Given task: Reproduce all of the data below without alteration; exclude every picture.

Provided entries:

────────

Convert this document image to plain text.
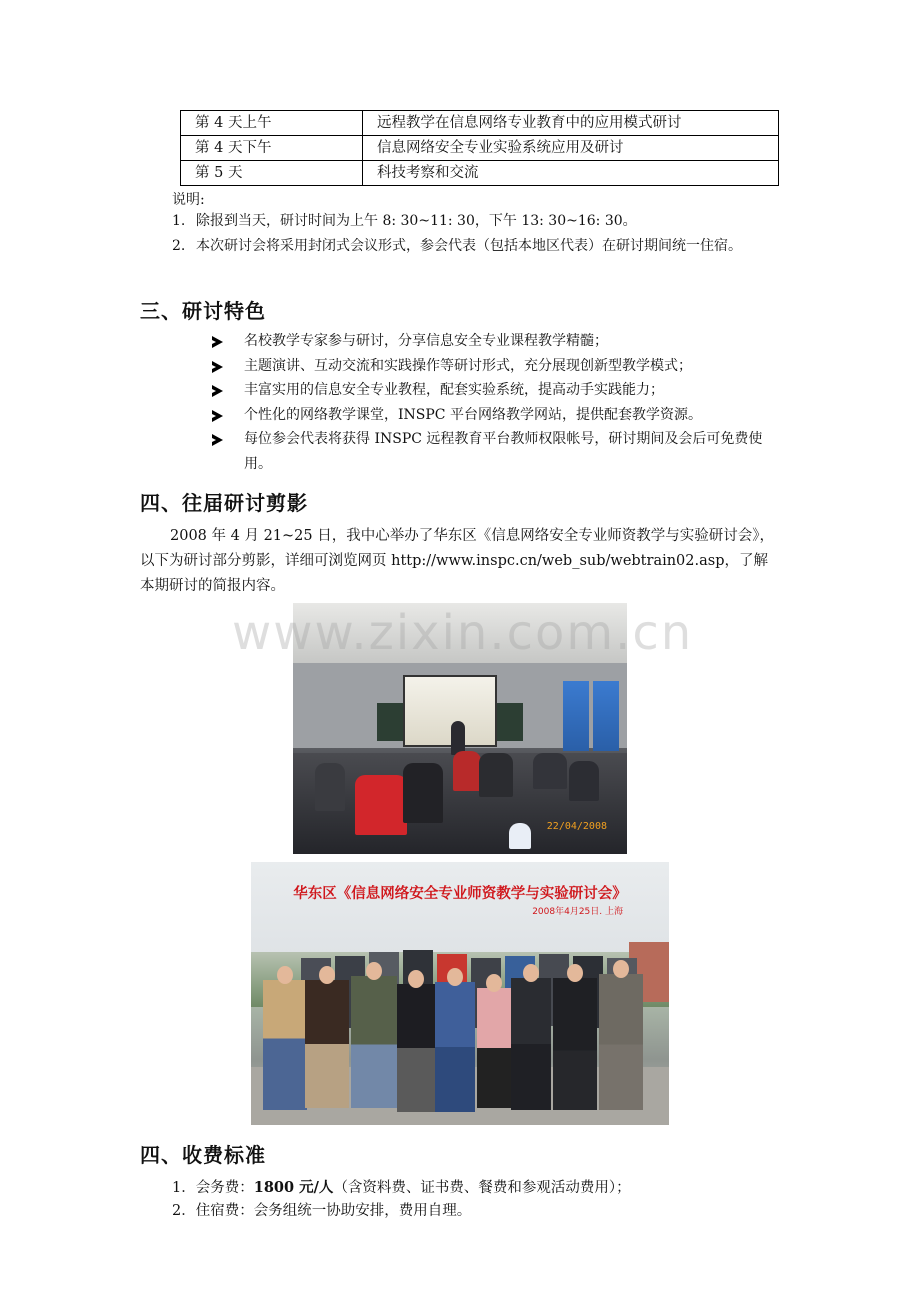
第 4 天上午	远程教学在信息网络专业教育中的应用模式研讨
第 4 天下午	信息网络安全专业实验系统应用及研讨
第 5 天	科技考察和交流
说明:
1. 除报到当天，研讨时间为上午 8: 30~11: 30，下午 13: 30~16: 30。
2. 本次研讨会将采用封闭式会议形式，参会代表（包括本地区代表）在研讨期间统一住宿。
三、研讨特色
名校教学专家参与研讨，分享信息安全专业课程教学精髓；
主题演讲、互动交流和实践操作等研讨形式，充分展现创新型教学模式；
丰富实用的信息安全专业教程，配套实验系统，提高动手实践能力；
个性化的网络教学课堂，INSPC 平台网络教学网站，提供配套教学资源。
每位参会代表将获得 INSPC 远程教育平台教师权限帐号，研讨期间及会后可免费使用。
四、往届研讨剪影
2008 年 4 月 21~25 日，我中心举办了华东区《信息网络安全专业师资教学与实验研讨会》，以下为研讨部分剪影，详细可浏览网页 http://www.inspc.cn/web_sub/webtrain02.asp，了解本期研讨的简报内容。
22/04/2008
华东区《信息网络安全专业师资教学与实验研讨会》
2008年4月25日. 上海
www.zixin.com.cn
四、收费标准
1．会务费：1800 元/人（含资料费、证书费、餐费和参观活动费用）；
2．住宿费：会务组统一协助安排，费用自理。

────────

Task response:
Convert this document image to plain text.
第 4 天上午	远程教学在信息网络专业教育中的应用模式研讨
第 4 天下午	信息网络安全专业实验系统应用及研讨
第 5 天	科技考察和交流
说明:
1. 除报到当天，研讨时间为上午 8: 30~11: 30，下午 13: 30~16: 30。
2. 本次研讨会将采用封闭式会议形式，参会代表（包括本地区代表）在研讨期间统一住宿。
三、研讨特色
名校教学专家参与研讨，分享信息安全专业课程教学精髓；
主题演讲、互动交流和实践操作等研讨形式，充分展现创新型教学模式；
丰富实用的信息安全专业教程，配套实验系统，提高动手实践能力；
个性化的网络教学课堂，INSPC 平台网络教学网站，提供配套教学资源。
每位参会代表将获得 INSPC 远程教育平台教师权限帐号，研讨期间及会后可免费使用。
四、往届研讨剪影
2008 年 4 月 21~25 日，我中心举办了华东区《信息网络安全专业师资教学与实验研讨会》，以下为研讨部分剪影，详细可浏览网页 http://www.inspc.cn/web_sub/webtrain02.asp，了解本期研讨的简报内容。
22/04/2008
华东区《信息网络安全专业师资教学与实验研讨会》
2008年4月25日. 上海
www.zixin.com.cn
四、收费标准
1．会务费：1800 元/人（含资料费、证书费、餐费和参观活动费用）；
2．住宿费：会务组统一协助安排，费用自理。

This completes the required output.